Directions: Check each line of the data below for the word "start", then extract the ones that have it.

Supplied material:
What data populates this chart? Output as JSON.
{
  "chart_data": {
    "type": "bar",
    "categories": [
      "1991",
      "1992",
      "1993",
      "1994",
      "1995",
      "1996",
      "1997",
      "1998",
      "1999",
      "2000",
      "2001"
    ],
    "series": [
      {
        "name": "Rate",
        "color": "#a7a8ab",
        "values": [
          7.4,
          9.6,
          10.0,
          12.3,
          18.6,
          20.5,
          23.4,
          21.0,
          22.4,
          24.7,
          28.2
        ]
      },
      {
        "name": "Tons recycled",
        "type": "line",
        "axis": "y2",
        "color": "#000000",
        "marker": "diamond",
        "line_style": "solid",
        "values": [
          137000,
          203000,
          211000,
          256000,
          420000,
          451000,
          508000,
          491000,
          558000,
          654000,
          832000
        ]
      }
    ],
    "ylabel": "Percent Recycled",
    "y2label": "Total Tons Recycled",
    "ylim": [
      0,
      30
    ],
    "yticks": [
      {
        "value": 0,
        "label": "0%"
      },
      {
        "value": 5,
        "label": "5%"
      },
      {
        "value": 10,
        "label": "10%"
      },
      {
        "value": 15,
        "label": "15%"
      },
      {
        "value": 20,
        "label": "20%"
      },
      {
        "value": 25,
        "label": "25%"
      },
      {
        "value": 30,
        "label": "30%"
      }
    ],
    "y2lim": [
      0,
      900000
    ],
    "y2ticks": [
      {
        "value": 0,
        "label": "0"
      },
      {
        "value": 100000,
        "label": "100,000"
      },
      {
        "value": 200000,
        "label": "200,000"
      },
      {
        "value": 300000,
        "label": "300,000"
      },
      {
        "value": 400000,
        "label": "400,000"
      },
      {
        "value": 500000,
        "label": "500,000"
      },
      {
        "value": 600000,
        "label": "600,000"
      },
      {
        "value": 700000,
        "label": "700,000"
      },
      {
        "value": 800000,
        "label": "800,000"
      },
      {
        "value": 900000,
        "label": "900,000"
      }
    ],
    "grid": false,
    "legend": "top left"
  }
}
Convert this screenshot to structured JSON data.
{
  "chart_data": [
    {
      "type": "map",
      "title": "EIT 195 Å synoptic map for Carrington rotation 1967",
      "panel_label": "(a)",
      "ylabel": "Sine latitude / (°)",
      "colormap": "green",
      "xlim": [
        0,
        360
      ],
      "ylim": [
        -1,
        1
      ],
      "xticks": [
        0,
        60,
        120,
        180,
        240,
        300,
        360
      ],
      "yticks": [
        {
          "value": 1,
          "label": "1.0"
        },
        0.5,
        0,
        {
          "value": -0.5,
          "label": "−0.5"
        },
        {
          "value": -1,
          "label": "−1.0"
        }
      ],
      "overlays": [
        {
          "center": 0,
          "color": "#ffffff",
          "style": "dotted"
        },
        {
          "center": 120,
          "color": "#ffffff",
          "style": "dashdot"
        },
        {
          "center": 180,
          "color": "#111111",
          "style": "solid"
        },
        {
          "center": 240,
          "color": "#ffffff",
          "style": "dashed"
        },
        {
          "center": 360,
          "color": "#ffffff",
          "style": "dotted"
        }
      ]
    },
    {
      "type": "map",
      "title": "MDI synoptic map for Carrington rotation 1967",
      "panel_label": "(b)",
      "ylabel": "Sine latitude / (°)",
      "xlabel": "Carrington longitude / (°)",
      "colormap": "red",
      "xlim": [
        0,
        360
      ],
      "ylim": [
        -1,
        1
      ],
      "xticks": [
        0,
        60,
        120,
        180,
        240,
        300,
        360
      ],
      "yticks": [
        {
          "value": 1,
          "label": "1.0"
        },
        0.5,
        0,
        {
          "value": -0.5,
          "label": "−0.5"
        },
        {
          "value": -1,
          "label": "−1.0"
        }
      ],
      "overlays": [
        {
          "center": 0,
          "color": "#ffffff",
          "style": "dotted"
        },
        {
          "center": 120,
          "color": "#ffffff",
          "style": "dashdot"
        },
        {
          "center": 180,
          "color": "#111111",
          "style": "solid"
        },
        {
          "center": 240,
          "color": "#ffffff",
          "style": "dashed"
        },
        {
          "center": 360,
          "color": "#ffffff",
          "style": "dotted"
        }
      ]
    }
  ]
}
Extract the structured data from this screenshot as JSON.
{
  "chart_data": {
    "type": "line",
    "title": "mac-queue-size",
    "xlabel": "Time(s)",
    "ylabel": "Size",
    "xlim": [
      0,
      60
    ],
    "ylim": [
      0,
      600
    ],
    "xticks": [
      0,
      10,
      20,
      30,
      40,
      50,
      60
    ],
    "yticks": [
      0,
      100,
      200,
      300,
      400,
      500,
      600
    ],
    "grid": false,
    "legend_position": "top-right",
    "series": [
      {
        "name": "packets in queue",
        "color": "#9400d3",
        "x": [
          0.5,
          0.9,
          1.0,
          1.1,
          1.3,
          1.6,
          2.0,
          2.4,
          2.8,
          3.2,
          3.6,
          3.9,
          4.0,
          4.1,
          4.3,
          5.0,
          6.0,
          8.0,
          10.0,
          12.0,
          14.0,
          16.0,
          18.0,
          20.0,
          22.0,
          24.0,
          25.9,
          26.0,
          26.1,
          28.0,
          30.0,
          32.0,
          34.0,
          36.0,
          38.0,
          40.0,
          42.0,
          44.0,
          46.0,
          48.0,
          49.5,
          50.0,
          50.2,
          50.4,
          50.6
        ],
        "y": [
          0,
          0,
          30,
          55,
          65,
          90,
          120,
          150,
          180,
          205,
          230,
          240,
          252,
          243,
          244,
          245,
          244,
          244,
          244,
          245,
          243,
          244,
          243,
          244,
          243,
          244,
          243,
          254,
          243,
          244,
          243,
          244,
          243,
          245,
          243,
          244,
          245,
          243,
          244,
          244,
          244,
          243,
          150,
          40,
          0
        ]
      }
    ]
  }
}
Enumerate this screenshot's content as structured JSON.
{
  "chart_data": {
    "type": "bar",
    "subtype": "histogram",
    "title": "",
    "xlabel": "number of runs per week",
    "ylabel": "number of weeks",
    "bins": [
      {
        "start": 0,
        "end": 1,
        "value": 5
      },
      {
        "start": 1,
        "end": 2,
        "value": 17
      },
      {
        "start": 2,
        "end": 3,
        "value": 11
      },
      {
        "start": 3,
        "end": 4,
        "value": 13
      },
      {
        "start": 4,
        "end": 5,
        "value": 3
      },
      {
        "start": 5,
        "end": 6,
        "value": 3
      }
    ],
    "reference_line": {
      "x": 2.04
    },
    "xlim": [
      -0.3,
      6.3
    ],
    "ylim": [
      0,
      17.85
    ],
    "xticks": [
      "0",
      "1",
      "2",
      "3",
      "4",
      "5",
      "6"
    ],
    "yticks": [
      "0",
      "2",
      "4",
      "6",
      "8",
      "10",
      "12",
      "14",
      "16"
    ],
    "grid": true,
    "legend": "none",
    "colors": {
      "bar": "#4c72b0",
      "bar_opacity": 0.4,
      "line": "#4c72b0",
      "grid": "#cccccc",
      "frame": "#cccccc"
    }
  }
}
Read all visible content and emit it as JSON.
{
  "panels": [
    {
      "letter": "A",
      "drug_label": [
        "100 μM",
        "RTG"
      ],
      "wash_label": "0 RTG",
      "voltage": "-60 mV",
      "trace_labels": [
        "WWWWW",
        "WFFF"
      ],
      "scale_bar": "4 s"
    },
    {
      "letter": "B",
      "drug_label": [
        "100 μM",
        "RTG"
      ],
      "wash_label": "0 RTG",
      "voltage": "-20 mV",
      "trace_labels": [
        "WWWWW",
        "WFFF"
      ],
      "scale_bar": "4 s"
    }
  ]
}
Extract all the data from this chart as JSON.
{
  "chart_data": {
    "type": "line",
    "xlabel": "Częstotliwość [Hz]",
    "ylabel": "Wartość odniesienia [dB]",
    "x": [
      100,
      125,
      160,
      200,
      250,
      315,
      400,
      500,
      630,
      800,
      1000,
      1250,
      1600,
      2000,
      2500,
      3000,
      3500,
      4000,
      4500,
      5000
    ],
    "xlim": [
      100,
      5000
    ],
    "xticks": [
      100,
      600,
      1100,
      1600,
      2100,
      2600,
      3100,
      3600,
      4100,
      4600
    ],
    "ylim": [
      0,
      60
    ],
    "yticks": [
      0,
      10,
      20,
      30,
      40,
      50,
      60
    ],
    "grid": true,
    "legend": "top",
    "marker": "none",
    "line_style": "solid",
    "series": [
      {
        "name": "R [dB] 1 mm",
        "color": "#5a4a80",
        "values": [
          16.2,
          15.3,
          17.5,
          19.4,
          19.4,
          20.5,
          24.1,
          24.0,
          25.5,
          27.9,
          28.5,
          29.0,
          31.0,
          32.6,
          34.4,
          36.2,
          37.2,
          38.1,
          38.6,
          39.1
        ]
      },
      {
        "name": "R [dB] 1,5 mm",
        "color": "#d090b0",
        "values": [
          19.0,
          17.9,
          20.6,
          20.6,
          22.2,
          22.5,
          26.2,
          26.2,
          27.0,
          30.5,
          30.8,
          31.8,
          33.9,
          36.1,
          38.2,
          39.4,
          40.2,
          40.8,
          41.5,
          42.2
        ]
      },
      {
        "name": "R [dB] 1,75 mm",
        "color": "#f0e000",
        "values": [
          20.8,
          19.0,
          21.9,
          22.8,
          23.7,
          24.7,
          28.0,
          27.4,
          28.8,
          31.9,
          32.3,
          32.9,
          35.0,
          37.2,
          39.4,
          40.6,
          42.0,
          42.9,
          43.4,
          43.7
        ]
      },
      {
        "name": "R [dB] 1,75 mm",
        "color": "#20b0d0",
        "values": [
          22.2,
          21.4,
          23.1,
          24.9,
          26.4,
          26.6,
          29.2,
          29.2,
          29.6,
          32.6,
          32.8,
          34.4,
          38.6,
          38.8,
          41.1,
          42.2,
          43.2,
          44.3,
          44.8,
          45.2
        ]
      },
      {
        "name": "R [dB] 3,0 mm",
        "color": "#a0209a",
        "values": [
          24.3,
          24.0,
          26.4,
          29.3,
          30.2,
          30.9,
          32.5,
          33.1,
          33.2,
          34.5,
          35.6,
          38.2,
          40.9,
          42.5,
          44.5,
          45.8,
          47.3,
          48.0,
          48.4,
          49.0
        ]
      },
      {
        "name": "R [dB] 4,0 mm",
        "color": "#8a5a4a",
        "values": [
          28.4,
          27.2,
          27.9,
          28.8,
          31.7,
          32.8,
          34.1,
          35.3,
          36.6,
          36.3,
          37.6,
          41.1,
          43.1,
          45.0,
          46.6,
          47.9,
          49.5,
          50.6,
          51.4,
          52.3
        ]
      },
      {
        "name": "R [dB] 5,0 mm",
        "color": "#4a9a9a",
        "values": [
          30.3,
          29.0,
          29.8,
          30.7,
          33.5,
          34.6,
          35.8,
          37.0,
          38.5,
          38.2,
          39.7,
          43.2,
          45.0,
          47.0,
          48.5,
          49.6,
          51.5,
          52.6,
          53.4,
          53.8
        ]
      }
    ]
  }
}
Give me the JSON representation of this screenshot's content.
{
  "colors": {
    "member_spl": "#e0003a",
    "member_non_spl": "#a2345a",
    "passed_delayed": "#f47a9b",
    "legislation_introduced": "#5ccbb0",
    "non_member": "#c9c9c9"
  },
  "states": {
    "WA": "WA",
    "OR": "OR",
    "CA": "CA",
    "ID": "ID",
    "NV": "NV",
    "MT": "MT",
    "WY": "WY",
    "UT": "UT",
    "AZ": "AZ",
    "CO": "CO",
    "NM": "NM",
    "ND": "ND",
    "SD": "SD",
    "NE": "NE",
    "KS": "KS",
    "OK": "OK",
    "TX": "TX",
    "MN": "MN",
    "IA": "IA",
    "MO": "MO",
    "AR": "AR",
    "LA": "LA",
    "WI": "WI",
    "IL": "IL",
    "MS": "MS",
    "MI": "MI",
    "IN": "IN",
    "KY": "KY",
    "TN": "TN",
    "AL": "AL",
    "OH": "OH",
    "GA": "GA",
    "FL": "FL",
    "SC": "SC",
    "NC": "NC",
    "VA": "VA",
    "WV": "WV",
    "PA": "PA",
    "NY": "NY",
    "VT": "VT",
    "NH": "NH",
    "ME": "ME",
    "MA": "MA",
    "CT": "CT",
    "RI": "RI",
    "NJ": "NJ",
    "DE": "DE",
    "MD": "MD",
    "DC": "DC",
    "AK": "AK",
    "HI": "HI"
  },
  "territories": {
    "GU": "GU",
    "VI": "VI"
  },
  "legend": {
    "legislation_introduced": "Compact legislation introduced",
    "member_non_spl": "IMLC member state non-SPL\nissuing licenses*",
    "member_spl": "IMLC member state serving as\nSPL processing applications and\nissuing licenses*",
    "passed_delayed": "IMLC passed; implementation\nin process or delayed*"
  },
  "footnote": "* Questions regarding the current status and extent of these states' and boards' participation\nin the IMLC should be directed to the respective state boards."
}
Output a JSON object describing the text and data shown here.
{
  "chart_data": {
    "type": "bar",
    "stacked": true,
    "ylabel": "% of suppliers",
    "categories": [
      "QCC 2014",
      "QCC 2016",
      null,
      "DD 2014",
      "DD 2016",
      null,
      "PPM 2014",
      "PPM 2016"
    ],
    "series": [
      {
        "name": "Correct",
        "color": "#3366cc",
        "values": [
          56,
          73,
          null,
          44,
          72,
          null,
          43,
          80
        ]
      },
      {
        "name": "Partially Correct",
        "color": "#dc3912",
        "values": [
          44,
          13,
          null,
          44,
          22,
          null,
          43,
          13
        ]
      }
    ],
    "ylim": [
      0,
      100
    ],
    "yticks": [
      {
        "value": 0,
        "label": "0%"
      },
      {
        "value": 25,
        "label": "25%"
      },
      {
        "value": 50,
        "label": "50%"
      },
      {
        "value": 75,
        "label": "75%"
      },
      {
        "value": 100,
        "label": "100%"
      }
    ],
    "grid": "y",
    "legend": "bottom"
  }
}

Answer:
        "start": 0,
        "start": 1,
        "start": 2,
        "start": 3,
        "start": 4,
        "start": 5,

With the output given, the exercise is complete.